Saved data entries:
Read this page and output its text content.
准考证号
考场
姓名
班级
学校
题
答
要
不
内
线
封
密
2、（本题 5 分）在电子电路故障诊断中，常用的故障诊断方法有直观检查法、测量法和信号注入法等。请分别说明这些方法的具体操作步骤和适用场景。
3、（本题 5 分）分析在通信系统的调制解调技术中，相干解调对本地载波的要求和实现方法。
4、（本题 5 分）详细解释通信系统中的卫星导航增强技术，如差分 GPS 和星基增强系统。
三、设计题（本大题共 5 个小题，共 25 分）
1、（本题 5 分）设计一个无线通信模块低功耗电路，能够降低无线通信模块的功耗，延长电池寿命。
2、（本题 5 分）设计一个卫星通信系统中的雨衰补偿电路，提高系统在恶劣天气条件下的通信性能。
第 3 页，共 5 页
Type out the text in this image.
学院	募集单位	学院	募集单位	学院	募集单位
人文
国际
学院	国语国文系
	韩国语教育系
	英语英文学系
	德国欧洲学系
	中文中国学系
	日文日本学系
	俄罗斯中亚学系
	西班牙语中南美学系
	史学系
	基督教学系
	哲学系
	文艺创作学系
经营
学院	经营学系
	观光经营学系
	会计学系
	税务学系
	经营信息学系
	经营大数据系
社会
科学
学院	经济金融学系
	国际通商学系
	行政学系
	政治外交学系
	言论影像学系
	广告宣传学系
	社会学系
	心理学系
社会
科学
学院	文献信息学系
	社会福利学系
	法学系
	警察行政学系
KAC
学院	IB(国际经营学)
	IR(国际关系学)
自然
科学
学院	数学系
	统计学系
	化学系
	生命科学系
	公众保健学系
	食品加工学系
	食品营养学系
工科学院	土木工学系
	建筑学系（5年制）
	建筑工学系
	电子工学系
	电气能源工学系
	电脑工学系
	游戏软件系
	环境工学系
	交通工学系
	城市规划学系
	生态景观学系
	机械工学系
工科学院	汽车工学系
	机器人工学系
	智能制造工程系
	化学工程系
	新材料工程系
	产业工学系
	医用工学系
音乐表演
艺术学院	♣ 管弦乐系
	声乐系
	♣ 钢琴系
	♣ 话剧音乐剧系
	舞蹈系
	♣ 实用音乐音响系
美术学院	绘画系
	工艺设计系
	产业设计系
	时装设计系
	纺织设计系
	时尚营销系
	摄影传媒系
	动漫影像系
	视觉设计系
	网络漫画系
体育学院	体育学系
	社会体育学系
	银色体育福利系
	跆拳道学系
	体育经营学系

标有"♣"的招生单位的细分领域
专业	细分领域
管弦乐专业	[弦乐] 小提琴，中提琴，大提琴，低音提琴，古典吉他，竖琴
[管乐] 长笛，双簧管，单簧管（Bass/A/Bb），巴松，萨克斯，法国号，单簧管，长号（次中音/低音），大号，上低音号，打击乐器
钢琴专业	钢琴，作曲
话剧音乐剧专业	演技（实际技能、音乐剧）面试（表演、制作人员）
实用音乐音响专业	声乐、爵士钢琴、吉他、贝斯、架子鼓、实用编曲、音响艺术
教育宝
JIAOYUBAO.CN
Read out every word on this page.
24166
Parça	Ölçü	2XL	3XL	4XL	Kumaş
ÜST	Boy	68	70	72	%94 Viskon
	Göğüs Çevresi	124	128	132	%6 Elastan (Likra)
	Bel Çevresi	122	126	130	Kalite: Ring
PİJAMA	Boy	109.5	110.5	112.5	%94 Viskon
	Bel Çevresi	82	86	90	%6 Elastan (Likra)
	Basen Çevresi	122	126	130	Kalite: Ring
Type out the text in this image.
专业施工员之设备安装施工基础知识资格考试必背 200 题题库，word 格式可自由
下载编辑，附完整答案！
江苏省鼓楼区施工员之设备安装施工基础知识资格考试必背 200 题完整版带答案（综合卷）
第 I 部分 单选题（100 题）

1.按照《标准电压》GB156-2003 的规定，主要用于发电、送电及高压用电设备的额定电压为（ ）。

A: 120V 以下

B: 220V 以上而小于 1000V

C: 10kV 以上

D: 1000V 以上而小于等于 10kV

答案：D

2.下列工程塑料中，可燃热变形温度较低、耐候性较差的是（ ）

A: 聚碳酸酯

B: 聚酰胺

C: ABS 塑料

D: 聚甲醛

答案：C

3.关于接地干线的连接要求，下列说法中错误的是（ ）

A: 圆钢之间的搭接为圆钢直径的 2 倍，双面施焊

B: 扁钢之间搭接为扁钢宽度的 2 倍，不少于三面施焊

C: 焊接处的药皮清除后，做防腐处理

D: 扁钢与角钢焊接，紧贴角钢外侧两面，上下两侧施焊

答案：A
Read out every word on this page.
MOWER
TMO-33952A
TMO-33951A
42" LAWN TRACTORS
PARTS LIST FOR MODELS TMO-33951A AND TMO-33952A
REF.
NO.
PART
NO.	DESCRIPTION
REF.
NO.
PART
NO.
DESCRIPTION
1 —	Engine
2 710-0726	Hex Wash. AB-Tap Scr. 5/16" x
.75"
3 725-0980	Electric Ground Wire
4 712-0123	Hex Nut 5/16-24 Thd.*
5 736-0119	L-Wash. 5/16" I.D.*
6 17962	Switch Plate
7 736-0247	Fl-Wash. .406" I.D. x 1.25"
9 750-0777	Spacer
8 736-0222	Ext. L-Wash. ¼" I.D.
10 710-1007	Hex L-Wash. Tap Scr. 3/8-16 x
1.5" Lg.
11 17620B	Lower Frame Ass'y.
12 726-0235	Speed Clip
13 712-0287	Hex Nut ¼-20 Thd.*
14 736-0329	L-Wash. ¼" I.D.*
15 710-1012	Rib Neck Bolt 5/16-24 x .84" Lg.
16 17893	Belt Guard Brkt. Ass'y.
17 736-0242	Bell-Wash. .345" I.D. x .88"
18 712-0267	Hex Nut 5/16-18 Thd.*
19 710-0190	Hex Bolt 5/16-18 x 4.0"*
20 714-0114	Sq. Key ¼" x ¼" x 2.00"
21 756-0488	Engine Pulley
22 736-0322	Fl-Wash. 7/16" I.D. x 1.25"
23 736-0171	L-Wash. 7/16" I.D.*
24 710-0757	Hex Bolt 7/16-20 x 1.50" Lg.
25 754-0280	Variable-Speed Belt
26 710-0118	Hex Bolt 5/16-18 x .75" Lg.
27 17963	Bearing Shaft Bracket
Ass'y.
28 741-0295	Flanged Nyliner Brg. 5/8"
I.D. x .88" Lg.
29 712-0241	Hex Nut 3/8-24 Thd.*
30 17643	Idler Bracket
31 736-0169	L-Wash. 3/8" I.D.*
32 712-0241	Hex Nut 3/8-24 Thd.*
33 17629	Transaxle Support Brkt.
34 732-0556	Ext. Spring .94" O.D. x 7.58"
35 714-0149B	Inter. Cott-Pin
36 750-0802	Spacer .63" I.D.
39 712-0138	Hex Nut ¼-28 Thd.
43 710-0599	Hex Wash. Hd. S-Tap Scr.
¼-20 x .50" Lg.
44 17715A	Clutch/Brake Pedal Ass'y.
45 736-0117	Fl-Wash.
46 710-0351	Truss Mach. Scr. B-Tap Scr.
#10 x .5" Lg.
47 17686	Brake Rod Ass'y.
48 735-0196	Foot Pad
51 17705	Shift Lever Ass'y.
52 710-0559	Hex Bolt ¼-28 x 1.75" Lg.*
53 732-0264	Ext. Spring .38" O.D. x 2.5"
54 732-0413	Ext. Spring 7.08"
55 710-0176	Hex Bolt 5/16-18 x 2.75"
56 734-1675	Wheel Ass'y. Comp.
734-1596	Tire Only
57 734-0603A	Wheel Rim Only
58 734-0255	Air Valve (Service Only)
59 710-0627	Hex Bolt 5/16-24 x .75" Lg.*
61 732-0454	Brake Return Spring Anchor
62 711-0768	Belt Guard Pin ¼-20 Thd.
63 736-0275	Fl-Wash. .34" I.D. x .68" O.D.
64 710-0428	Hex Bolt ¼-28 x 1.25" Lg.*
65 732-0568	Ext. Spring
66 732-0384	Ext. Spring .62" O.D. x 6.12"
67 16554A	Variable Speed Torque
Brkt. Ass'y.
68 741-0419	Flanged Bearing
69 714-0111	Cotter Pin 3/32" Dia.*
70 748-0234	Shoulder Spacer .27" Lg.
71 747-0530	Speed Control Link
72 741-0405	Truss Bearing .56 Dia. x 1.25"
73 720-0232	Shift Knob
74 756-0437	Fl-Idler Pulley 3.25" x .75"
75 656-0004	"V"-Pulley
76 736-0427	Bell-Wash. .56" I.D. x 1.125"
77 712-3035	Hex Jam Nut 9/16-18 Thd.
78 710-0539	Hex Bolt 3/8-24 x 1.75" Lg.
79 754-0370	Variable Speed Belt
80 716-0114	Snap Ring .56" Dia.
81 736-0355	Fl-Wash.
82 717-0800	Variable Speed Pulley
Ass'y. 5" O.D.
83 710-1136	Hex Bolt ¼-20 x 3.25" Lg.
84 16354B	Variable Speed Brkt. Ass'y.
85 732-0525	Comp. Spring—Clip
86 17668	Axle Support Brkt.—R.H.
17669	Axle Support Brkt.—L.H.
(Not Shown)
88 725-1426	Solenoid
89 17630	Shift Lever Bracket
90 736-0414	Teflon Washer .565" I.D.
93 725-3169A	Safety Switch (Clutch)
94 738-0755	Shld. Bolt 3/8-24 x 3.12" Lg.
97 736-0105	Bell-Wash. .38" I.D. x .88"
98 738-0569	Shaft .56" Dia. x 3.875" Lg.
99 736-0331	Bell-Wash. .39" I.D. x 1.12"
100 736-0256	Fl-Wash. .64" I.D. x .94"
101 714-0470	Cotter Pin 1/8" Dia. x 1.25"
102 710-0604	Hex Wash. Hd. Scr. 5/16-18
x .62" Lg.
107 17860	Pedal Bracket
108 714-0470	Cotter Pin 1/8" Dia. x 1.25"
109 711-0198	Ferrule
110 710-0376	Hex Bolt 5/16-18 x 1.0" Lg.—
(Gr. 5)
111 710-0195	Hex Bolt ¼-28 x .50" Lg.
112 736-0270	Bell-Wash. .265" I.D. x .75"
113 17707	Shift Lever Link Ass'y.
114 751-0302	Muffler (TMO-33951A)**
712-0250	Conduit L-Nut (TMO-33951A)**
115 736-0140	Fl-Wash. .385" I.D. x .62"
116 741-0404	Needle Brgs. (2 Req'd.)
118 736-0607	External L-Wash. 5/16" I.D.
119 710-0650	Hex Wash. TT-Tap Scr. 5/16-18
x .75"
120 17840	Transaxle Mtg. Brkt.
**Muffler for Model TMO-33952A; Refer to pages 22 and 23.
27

**WRITTEN INSTRUCTION**
Search the entries for the word "Muffler" and pick out every line that holds it.

**WORKED SOLUTION**
114 751-0302	Muffler (TMO-33951A)**
**Muffler for Model TMO-33952A; Refer to pages 22 and 23.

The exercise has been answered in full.